[start of DATA FOR THE TASK]
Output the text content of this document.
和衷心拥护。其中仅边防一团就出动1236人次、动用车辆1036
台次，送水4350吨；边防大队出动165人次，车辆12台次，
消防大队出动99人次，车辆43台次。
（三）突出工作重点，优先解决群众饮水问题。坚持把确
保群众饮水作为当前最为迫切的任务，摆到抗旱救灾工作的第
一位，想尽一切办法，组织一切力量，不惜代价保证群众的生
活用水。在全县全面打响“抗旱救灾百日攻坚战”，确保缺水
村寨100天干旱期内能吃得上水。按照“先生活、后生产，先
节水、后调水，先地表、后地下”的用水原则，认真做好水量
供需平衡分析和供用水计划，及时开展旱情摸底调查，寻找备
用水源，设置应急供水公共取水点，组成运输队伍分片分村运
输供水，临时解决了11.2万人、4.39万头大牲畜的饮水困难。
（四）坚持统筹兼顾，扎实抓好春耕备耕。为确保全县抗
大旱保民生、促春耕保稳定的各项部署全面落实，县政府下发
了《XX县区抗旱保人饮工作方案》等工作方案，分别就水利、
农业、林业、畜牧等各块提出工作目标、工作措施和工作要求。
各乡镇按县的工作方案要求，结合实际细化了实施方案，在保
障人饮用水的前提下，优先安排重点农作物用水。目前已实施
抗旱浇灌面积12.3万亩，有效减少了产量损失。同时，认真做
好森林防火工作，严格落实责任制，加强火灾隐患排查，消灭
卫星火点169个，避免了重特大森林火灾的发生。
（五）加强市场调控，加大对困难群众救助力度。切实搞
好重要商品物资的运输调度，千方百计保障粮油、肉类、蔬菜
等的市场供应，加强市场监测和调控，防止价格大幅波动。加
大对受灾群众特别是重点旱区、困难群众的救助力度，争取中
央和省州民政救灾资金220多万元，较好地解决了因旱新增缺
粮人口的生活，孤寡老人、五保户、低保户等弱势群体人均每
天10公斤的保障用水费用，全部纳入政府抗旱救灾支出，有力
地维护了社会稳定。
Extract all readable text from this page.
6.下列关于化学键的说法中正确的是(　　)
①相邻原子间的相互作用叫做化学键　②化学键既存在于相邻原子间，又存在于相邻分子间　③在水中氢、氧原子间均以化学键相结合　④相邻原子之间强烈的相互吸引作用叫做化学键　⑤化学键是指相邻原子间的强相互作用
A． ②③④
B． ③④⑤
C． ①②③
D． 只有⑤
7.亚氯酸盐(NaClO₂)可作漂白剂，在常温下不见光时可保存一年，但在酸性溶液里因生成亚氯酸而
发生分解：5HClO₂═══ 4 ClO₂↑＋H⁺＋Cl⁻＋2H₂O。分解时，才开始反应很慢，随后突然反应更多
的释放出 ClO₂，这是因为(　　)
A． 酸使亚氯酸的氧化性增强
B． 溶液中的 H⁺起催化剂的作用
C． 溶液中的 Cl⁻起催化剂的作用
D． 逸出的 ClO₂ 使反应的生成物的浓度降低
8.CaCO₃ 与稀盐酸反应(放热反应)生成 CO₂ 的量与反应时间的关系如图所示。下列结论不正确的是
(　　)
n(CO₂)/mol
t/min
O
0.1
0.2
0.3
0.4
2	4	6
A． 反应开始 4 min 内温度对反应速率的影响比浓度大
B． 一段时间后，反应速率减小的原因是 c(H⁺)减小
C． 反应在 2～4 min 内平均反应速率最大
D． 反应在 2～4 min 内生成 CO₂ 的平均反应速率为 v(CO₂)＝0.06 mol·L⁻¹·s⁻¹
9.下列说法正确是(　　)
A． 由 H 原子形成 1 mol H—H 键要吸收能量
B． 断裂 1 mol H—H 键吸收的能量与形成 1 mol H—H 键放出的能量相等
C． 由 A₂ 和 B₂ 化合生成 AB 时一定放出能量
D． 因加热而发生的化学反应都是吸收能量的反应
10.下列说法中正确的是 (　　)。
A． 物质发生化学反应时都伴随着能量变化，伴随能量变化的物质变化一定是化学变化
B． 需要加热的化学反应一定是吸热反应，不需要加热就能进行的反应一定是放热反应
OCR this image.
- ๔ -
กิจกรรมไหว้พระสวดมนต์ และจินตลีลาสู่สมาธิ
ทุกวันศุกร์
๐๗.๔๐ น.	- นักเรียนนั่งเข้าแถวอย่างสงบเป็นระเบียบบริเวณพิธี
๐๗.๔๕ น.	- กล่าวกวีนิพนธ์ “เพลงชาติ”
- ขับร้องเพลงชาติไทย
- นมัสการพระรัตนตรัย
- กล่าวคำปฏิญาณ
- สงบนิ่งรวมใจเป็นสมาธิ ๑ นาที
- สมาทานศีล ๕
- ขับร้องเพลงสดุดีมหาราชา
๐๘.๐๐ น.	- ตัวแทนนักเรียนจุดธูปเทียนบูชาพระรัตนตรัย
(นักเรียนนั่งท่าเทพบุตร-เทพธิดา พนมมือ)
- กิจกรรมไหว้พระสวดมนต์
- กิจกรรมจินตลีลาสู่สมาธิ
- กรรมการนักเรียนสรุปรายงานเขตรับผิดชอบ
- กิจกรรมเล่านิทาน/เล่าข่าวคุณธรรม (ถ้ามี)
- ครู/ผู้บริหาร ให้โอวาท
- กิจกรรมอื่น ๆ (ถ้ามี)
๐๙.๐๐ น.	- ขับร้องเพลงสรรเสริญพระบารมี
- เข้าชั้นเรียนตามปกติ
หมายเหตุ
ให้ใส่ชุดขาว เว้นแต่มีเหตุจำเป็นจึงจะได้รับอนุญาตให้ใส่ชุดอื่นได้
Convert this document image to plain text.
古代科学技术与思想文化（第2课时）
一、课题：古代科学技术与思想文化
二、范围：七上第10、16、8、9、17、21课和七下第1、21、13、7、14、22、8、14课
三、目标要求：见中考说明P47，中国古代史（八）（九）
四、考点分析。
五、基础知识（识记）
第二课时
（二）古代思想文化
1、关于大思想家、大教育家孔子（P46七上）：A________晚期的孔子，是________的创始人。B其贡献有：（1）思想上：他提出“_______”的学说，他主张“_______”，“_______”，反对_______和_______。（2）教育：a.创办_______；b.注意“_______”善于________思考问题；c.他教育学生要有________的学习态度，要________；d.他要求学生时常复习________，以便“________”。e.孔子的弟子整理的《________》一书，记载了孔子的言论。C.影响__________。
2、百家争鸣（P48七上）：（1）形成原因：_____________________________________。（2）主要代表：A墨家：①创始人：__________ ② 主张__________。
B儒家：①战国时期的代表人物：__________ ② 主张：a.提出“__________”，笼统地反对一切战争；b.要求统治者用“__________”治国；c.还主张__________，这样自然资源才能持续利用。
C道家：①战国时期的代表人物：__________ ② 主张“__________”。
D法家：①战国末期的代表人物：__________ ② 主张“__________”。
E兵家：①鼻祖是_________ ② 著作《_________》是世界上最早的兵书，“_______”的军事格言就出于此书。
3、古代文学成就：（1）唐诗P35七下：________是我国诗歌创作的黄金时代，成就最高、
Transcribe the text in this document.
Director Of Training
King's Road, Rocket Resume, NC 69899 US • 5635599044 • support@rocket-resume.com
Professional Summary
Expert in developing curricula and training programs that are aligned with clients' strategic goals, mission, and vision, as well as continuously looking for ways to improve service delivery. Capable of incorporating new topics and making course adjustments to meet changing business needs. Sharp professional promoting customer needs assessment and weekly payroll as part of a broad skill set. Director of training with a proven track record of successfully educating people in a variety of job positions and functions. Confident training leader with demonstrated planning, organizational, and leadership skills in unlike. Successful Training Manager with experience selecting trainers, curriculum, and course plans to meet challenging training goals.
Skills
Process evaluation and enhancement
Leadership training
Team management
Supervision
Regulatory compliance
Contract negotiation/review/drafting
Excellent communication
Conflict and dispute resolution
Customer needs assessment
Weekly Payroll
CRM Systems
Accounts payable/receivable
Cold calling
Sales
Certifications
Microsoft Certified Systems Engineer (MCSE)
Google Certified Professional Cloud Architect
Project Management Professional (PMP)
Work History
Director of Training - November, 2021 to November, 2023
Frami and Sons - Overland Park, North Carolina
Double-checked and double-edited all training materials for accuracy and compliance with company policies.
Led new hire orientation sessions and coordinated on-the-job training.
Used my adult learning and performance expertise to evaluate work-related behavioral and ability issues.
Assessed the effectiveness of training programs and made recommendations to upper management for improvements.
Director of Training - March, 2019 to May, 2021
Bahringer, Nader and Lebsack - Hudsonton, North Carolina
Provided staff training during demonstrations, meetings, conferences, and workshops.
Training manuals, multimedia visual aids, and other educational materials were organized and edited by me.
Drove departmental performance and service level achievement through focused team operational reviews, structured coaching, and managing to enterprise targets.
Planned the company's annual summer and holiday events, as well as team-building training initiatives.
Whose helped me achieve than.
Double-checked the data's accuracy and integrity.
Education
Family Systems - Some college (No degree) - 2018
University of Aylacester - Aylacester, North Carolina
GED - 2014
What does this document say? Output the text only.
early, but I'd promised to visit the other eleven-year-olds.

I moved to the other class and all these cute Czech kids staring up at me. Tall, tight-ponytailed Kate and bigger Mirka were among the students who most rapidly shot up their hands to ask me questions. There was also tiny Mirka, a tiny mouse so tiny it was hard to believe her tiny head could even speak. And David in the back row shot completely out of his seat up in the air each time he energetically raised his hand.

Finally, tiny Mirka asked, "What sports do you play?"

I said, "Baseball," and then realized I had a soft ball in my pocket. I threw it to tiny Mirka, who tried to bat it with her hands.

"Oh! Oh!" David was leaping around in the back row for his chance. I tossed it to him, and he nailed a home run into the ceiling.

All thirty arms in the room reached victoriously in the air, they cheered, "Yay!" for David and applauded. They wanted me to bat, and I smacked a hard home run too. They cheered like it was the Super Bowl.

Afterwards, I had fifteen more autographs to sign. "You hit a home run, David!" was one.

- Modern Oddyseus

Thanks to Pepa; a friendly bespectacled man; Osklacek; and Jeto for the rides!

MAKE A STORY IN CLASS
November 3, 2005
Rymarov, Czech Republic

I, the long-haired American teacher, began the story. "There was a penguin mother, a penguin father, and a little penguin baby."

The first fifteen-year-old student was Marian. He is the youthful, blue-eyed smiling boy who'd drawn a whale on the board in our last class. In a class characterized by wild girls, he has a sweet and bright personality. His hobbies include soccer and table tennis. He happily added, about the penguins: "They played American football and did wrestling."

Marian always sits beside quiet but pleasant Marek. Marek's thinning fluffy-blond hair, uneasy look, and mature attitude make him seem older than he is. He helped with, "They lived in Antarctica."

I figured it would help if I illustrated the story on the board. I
[end of DATA FOR THE TASK]
### EXERCISE GOAL
Each line of the material that holds the string "จกรรมไหว" counts once; give the total alone.

### WRITTEN ANSWER
2